▶ **Source material**:

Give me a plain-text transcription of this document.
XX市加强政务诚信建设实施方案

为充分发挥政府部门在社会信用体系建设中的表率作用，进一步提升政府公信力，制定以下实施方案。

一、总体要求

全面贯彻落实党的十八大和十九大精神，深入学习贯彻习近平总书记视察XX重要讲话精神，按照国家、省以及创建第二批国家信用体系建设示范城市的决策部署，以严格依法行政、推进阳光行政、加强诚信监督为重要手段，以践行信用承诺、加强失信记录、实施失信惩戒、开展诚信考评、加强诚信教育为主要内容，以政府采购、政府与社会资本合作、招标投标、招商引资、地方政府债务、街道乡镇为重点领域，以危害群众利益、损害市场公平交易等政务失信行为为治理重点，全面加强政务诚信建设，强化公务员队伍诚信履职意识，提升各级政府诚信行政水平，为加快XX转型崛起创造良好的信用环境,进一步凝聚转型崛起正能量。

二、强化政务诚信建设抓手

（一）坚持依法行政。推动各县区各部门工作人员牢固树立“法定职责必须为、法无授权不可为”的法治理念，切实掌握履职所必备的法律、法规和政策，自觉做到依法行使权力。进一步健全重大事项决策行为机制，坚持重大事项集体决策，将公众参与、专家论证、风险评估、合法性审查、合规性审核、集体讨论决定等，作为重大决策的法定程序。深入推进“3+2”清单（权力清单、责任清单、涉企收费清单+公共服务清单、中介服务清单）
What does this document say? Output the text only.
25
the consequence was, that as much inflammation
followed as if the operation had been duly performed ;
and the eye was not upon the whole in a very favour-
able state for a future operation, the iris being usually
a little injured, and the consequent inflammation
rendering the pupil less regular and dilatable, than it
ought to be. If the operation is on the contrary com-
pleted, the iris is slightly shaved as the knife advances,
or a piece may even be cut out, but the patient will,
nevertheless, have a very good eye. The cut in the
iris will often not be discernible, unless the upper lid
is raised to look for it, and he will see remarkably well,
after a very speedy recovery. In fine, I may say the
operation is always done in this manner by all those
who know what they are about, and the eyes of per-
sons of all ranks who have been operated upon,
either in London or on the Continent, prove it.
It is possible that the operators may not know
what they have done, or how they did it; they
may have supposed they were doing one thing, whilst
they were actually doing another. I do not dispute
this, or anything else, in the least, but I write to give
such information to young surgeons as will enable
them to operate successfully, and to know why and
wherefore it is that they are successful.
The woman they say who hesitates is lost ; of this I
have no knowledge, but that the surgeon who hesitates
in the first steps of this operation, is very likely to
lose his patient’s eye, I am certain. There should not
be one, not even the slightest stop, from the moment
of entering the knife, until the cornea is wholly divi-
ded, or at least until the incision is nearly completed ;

▶ **Stated exercise**: From the entries above, copy every line that holds the word "upon".

▶ **Response to this exercise**:
and the eye was not upon the whole in a very favour-
sons of all ranks who have been operated upon,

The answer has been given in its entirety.